### Set tasks
(1) In the flight delay analysis, what maximum delay time is the data narrowed to before the air speed is checked?
(2) Write out the part of the flight delay analysis starting with "Create a data" and going on through "data.frame(Predictor, rSquared, pValue)".
(3) Extend the flight delay analysis from the point where it stops.

We can plot the TaxiOut time and clearly see it is not a good predictor of Departure Delays.
delays %>%
ggvis(~TaxiOut, ~DepDelay) %>%
layer_points(fill := "blue", size := 10) %>%
layer_model_predictions(model = "lm", se = TRUE, stroke := "red")
Now I will check the conditional probability distribution of air speed based on departure delays.
But first I am going to narrow the delay time to a maximum of 200 minutes.
delays2 <- delays %>% filter(DepDelay < 200)
Linear Regression Model
#AirSpeed
AirSpeed.lm2 <- lm(AirSpeed ~DepDelay, data = delays2)
Create a data frame to view the results,
Predictor <- c("AirSpeed")
rSquared <- c(glance(AirSpeed.lm2)$r.squared)
pValue <- c(glance(AirSpeed.lm2)$p.value)
FitTable2 <- data.frame(Predictor, rSquared, pValue)
pandoc.table(FitTable2, style = "grid")

### Given material
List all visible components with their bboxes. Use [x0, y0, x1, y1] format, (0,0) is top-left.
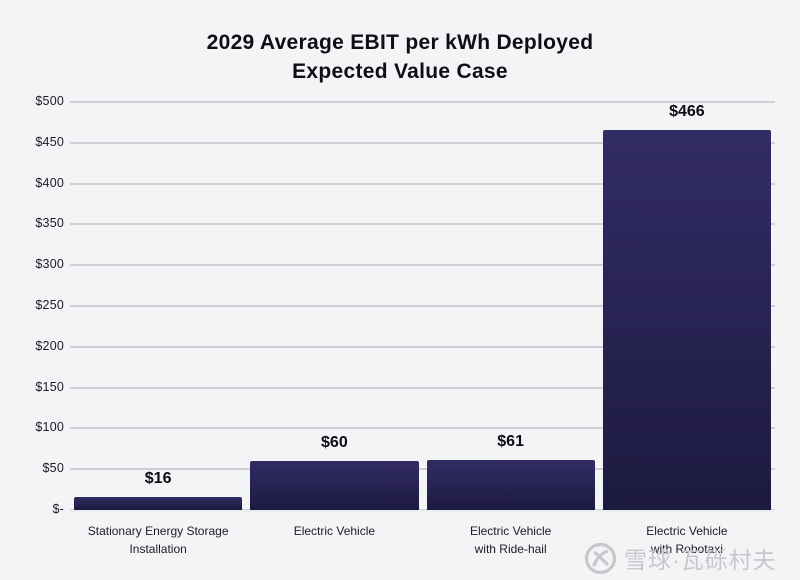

### Results for each task
(1) 200 minutes

(2)
Create a data frame to view the results,
Predictor <- c("AirSpeed")
rSquared <- c(glance(AirSpeed.lm2)$r.squared)
pValue <- c(glance(AirSpeed.lm2)$p.value)
FitTable2 <- data.frame(Predictor, rSquared, pValue)

(3)
##
##
## +-------------+------------+----------+
## | Predictor | rSquared | pValue |
## +=============+============+==========+
## | AirSpeed | 0.001414 | 8.66e-14 |
## +-------------+------------+----------+
The R^2 Values Clearly indicate there is no goodness of fit.
We can plot the TaxiOut time and clearly see it is not a good predictor of Departure Delays.
delays2 %>%
ggvis(~DepDelay, ~AirSpeed) %>%
layer_points(fill := "blue", size := 10) %>%
layer_model_predictions(model = "lm", se = TRUE, stroke := "red")
Still not a good fit.